→ Exercise goal
Show each line that has the string "label" in it.

→ Raw records
::::::

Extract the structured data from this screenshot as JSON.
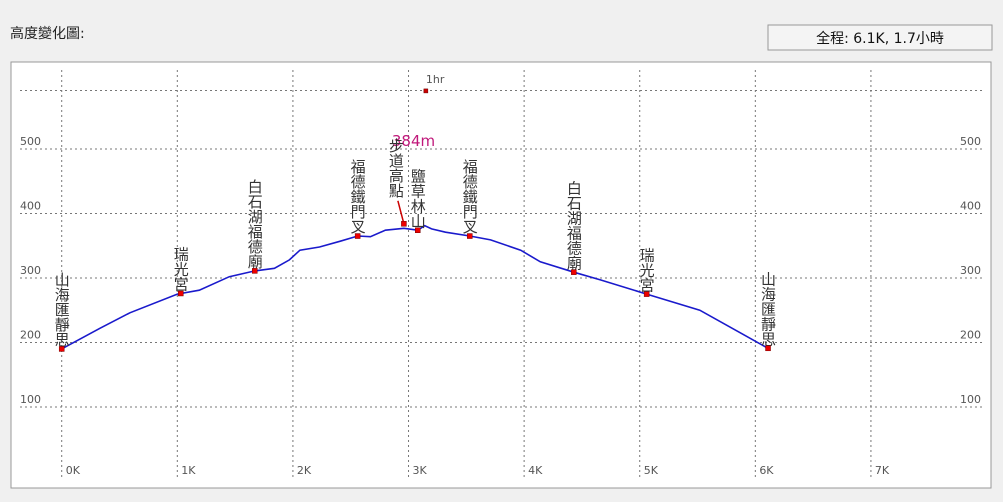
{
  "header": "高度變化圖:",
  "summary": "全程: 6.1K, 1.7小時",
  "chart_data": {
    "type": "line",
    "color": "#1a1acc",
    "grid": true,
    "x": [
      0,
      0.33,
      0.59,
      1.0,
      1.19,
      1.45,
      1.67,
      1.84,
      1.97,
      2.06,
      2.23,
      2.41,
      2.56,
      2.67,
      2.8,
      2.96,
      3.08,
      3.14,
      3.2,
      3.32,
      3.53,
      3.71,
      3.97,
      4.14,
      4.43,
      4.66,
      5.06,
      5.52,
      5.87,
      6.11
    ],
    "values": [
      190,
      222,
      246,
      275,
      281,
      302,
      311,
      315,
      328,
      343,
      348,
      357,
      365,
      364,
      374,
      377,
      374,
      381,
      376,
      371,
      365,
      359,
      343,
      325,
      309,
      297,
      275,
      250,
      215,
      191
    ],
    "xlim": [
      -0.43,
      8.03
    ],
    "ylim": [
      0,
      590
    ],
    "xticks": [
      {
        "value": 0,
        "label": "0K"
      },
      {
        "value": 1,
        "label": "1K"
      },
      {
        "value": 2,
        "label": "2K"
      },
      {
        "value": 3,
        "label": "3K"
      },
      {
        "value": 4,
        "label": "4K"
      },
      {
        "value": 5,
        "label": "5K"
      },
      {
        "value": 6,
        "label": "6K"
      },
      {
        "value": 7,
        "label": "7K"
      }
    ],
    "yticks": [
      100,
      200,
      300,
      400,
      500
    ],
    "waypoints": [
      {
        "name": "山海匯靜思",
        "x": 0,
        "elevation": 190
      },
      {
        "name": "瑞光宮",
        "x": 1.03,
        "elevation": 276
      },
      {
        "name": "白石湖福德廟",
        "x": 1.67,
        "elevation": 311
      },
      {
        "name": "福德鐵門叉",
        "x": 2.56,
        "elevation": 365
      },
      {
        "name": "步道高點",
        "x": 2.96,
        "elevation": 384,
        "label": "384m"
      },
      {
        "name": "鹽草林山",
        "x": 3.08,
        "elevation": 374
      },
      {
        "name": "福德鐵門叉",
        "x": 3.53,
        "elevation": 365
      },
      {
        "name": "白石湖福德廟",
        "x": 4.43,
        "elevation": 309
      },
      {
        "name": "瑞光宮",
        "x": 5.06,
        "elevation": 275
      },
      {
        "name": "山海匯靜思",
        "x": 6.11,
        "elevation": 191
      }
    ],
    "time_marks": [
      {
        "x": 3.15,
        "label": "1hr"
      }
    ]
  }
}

::::::

→ Answer for the task
        "label": "0K"
        "label": "1K"
        "label": "2K"
        "label": "3K"
        "label": "4K"
        "label": "5K"
        "label": "6K"
        "label": "7K"
        "label": "384m"
        "label": "1hr"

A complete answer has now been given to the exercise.